→ **Exercise goal**
Count lines holding the word "Ground". Only the number is wanted.
──────── Exercise input ────────
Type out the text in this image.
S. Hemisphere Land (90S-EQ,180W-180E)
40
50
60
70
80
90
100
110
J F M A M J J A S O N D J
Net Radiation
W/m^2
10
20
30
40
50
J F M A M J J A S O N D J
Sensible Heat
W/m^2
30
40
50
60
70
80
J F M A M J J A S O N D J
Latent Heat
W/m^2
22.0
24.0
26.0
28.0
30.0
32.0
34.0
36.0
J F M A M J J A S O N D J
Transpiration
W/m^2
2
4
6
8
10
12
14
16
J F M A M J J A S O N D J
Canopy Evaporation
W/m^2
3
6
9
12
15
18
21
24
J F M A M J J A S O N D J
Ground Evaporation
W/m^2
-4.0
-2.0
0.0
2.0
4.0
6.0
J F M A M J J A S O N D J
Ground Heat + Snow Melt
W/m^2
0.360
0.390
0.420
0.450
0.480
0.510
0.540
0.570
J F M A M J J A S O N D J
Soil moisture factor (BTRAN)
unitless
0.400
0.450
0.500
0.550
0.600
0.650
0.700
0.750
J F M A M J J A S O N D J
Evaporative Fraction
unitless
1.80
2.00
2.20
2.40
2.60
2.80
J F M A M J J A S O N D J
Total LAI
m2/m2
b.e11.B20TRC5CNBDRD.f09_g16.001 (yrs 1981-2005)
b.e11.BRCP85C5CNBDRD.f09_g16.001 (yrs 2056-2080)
────────
→ **Final result**
2